Requirements - From the rows below, extract each line that contains the string "Thank".

Box coordinate listings

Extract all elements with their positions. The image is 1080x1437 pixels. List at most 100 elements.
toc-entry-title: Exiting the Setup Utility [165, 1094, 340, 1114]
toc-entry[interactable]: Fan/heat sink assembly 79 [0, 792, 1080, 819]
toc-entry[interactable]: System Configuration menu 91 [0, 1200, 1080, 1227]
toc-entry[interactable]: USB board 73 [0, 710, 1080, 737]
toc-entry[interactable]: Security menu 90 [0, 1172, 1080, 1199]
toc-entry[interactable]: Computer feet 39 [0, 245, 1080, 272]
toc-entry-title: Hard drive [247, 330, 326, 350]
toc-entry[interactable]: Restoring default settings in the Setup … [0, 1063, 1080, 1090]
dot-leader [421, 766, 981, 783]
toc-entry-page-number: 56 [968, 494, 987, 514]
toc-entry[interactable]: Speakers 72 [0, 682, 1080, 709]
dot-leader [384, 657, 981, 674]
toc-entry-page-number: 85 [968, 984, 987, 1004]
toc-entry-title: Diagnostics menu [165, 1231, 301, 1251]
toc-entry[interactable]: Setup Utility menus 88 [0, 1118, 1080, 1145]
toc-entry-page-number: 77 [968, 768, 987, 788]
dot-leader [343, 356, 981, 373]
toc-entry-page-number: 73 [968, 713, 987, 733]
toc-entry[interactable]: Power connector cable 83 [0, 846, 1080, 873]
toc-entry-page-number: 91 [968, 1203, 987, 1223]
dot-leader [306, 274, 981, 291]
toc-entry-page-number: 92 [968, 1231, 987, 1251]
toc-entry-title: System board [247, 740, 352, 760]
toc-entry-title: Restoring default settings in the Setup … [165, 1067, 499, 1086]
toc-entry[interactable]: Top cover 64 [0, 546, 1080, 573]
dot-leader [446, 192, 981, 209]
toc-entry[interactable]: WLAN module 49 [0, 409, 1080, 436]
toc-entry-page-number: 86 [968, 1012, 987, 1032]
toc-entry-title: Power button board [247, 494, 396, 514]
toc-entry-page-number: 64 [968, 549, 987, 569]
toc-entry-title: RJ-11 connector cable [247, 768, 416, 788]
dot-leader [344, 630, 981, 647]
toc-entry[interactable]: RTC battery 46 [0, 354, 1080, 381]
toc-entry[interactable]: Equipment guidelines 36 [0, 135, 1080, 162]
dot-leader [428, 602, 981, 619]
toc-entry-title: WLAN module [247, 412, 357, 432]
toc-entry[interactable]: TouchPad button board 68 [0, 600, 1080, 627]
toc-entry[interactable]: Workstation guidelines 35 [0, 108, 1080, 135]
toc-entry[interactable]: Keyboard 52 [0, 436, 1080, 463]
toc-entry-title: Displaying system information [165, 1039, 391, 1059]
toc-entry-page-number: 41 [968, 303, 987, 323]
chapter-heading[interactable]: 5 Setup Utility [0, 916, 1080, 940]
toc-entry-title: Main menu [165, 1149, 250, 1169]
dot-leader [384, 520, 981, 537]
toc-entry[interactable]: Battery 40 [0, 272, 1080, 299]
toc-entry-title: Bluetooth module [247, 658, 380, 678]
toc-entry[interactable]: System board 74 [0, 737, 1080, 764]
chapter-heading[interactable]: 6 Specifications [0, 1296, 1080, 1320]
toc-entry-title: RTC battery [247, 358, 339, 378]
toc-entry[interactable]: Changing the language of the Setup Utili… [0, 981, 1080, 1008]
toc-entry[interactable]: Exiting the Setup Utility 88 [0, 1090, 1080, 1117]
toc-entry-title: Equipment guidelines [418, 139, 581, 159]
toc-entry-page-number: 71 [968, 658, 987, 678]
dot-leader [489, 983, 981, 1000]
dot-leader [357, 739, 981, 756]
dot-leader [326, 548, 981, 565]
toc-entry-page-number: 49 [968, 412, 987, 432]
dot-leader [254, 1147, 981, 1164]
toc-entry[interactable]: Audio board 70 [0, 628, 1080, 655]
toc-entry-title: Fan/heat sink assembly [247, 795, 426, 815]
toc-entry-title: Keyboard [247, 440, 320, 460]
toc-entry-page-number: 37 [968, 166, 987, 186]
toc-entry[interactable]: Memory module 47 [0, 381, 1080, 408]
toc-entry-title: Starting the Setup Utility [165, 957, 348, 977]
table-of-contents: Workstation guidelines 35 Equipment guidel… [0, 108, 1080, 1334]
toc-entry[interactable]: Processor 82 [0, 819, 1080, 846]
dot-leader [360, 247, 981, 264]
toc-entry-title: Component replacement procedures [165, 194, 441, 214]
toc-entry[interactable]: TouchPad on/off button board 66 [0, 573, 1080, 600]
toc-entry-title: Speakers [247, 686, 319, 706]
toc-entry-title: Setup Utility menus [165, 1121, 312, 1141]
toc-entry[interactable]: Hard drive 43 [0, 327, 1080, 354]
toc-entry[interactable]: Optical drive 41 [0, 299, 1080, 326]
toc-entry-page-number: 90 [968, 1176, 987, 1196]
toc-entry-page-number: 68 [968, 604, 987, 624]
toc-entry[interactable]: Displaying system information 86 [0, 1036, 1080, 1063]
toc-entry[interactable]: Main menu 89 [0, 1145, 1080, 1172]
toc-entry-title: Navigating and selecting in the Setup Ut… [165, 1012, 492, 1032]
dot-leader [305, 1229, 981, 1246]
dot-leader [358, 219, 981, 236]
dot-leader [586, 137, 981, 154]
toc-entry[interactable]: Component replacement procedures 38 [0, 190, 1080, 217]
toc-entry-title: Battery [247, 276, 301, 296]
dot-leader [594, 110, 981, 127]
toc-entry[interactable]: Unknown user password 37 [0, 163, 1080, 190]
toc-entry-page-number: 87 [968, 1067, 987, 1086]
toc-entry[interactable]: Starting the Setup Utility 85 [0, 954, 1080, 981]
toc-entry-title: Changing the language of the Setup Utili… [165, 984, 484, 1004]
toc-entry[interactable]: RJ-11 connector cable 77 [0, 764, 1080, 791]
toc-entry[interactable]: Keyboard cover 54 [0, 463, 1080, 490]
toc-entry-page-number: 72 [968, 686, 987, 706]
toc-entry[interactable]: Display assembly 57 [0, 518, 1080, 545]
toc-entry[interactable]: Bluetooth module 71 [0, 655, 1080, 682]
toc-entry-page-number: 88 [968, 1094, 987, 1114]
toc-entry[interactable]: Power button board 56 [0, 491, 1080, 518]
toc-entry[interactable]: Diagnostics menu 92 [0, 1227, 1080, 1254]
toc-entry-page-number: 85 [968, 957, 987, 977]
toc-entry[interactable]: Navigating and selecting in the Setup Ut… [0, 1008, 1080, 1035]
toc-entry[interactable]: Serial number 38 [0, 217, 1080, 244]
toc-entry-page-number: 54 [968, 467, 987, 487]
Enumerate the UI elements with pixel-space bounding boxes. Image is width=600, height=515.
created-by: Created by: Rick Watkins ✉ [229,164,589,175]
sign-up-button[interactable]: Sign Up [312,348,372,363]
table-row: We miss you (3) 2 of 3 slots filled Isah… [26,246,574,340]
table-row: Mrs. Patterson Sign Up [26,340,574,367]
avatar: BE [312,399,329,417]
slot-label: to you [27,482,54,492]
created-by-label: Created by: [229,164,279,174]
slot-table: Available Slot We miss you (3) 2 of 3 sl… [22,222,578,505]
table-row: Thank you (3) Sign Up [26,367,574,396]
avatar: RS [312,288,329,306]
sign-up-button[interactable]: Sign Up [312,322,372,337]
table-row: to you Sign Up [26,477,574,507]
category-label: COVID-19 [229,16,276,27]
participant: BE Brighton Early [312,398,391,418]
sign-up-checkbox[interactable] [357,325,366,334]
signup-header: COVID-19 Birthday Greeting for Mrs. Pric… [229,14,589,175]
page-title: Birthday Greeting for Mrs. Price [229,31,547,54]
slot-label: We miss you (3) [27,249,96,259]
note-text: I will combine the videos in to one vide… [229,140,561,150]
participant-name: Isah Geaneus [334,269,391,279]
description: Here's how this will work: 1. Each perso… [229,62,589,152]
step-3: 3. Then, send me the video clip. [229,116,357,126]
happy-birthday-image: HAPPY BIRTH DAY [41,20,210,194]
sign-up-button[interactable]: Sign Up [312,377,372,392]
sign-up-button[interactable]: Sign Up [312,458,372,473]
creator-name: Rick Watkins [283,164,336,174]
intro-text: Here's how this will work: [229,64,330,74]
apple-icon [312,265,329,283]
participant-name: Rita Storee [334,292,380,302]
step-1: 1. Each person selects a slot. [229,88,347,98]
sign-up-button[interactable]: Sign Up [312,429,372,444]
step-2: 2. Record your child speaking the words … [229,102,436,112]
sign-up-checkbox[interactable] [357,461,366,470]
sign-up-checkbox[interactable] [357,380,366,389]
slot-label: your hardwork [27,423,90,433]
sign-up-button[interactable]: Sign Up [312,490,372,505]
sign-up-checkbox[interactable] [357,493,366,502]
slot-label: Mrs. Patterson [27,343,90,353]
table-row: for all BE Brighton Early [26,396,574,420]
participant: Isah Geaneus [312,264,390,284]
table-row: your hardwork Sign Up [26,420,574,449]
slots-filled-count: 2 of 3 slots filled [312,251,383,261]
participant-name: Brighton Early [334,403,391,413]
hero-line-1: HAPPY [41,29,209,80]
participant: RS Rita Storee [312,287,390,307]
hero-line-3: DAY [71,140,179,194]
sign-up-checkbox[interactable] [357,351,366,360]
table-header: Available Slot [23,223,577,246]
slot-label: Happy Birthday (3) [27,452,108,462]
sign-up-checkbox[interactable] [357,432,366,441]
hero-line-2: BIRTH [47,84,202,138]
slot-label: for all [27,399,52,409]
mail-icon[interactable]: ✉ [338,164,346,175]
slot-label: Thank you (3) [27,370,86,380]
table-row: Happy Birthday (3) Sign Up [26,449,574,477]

Answer in full -
table-row: Thank you (3) Sign Up [26,367,574,396]
slot-label: Thank you (3) [27,370,86,380]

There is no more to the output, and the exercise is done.